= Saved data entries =
□ □ □ □ □ □ □

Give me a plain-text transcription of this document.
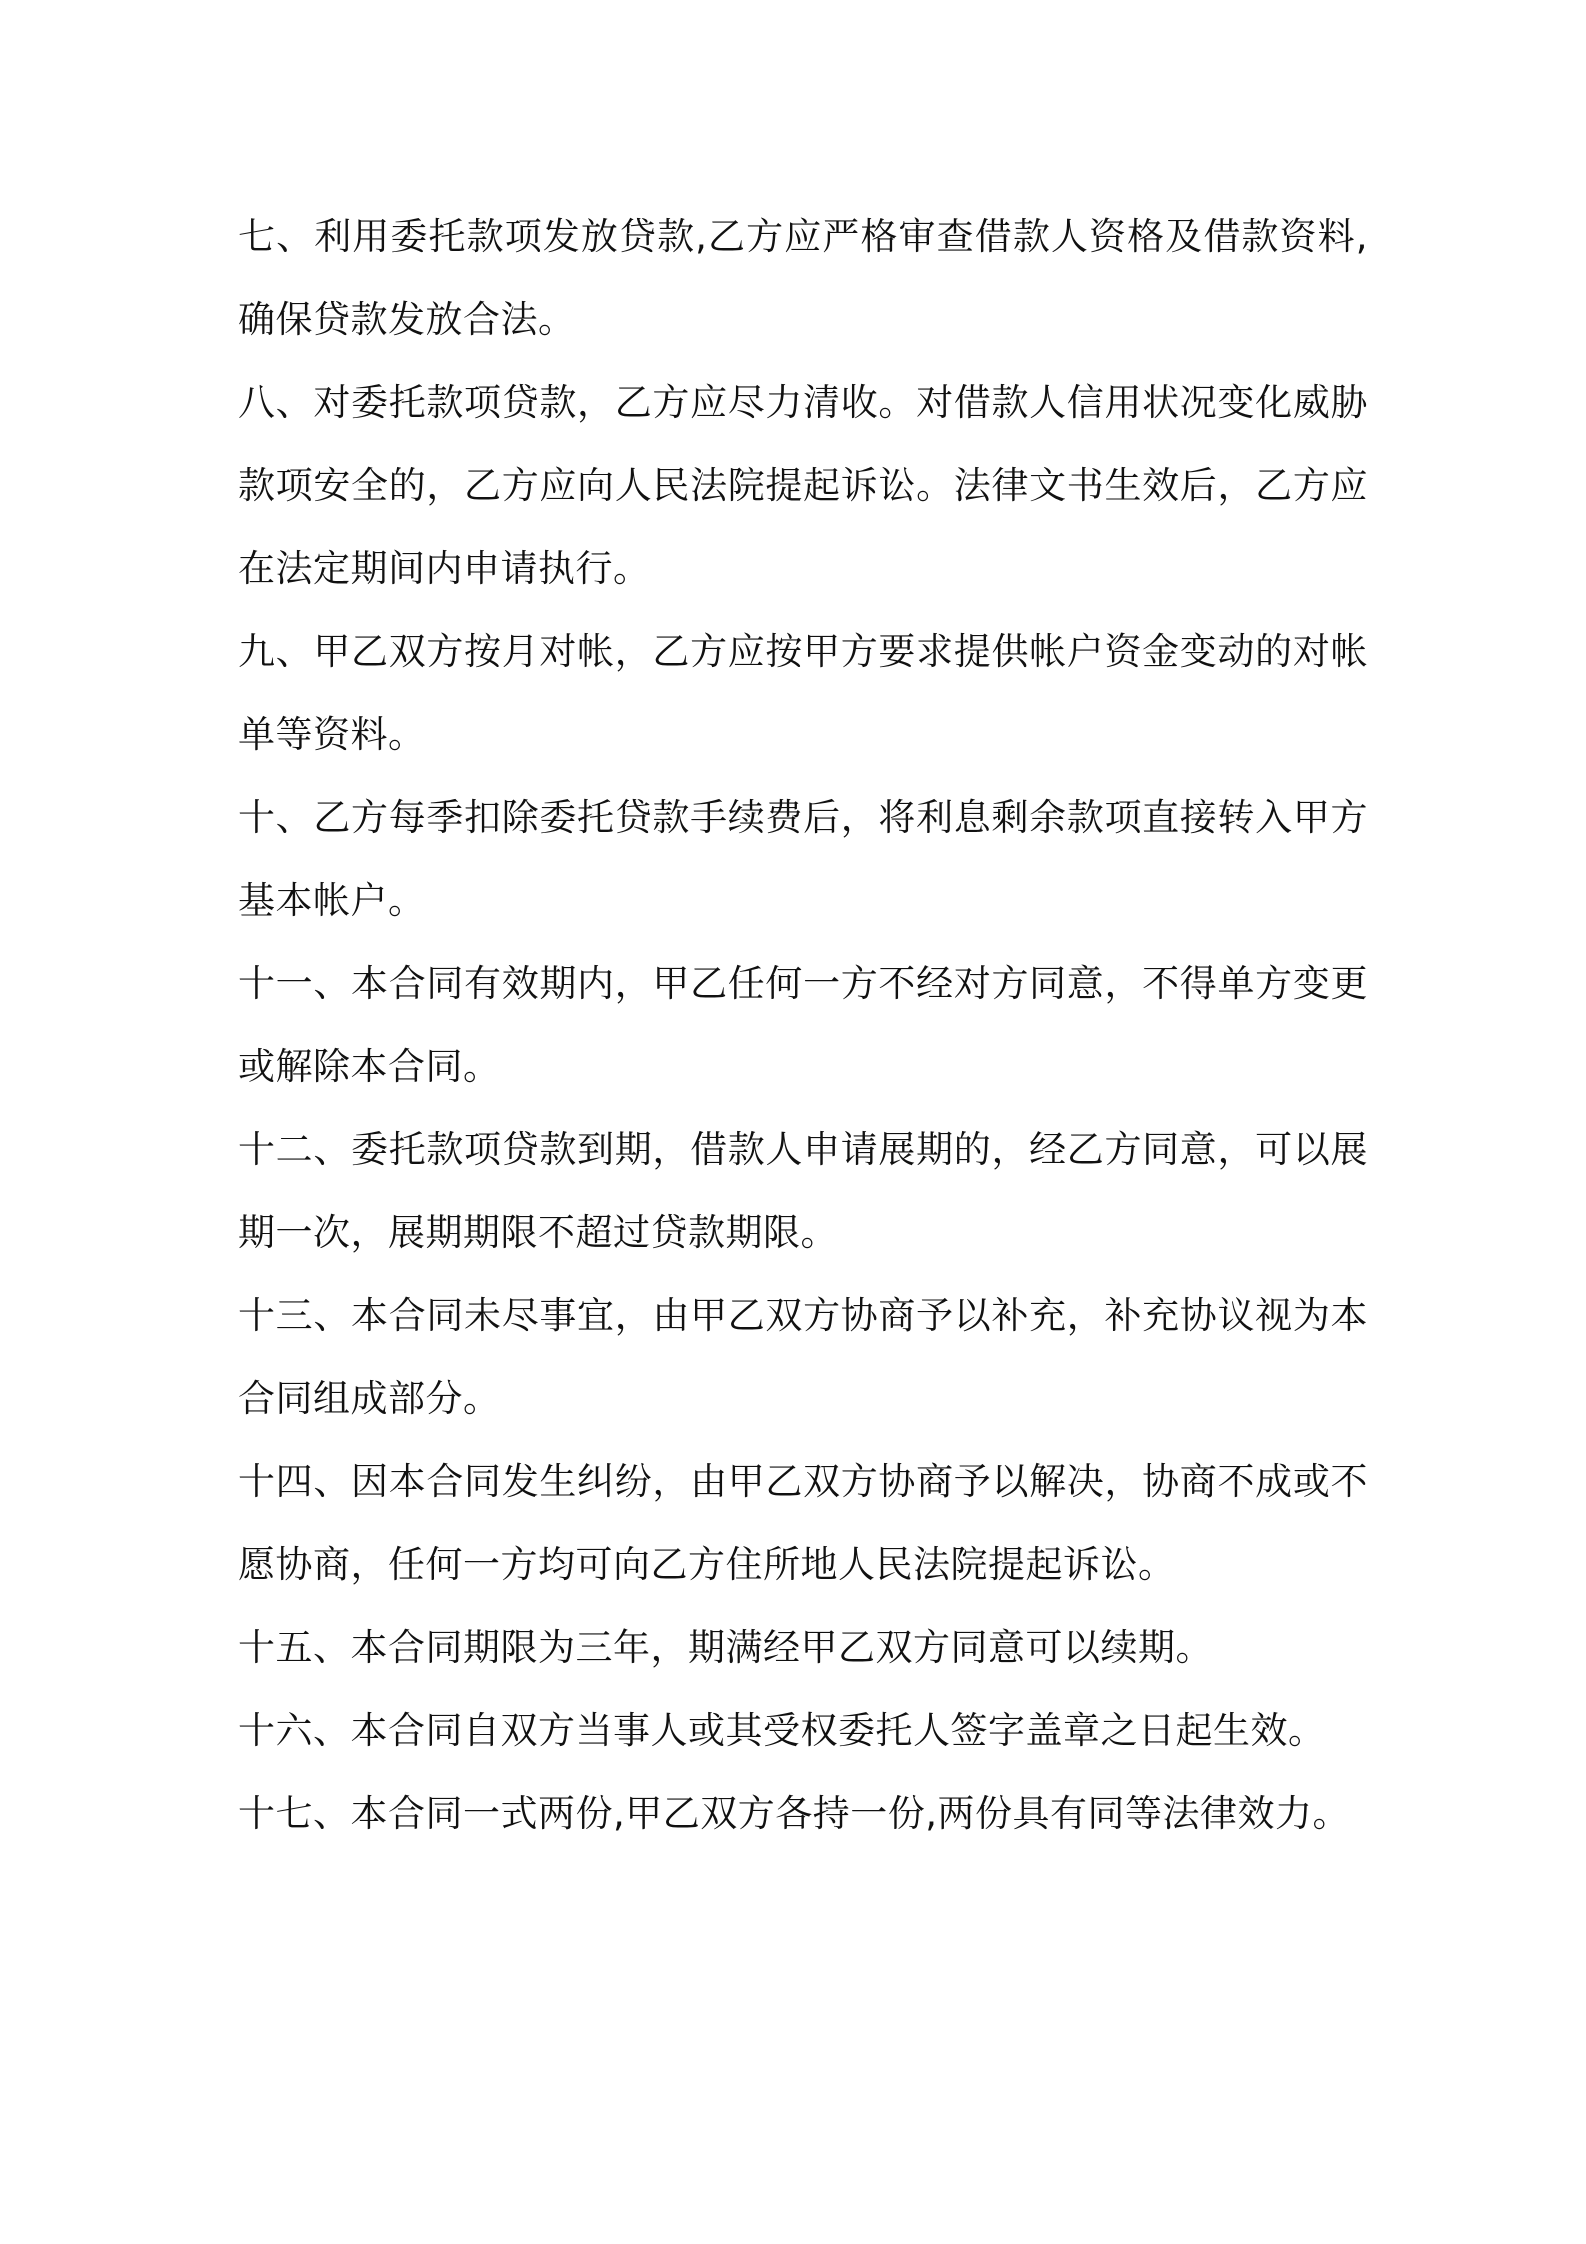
七、利用委托款项发放贷款,乙方应严格审查借款人资格及借款资料,确保贷款发放合法。

八、对委托款项贷款，乙方应尽力清收。对借款人信用状况变化威胁款项安全的，乙方应向人民法院提起诉讼。法律文书生效后，乙方应在法定期间内申请执行。

九、甲乙双方按月对帐，乙方应按甲方要求提供帐户资金变动的对帐单等资料。

十、乙方每季扣除委托贷款手续费后，将利息剩余款项直接转入甲方基本帐户。

十一、本合同有效期内，甲乙任何一方不经对方同意，不得单方变更或解除本合同。

十二、委托款项贷款到期，借款人申请展期的，经乙方同意，可以展期一次，展期期限不超过贷款期限。

十三、本合同未尽事宜，由甲乙双方协商予以补充，补充协议视为本合同组成部分。

十四、因本合同发生纠纷，由甲乙双方协商予以解决，协商不成或不愿协商，任何一方均可向乙方住所地人民法院提起诉讼。

十五、本合同期限为三年，期满经甲乙双方同意可以续期。

十六、本合同自双方当事人或其受权委托人签字盖章之日起生效。

十七、本合同一式两份,甲乙双方各持一份,两份具有同等法律效力。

□ □ □ □ □ □ □

= Your objective =
Make an exact copy of the listing above. Do not include the pictures.

= Completed exercise =
Give me a plain-text transcription of this document.
七、利用委托款项发放贷款,乙方应严格审查借款人资格及借款资料,确保贷款发放合法。

八、对委托款项贷款，乙方应尽力清收。对借款人信用状况变化威胁款项安全的，乙方应向人民法院提起诉讼。法律文书生效后，乙方应在法定期间内申请执行。

九、甲乙双方按月对帐，乙方应按甲方要求提供帐户资金变动的对帐单等资料。

十、乙方每季扣除委托贷款手续费后，将利息剩余款项直接转入甲方基本帐户。

十一、本合同有效期内，甲乙任何一方不经对方同意，不得单方变更或解除本合同。

十二、委托款项贷款到期，借款人申请展期的，经乙方同意，可以展期一次，展期期限不超过贷款期限。

十三、本合同未尽事宜，由甲乙双方协商予以补充，补充协议视为本合同组成部分。

十四、因本合同发生纠纷，由甲乙双方协商予以解决，协商不成或不愿协商，任何一方均可向乙方住所地人民法院提起诉讼。

十五、本合同期限为三年，期满经甲乙双方同意可以续期。

十六、本合同自双方当事人或其受权委托人签字盖章之日起生效。

十七、本合同一式两份,甲乙双方各持一份,两份具有同等法律效力。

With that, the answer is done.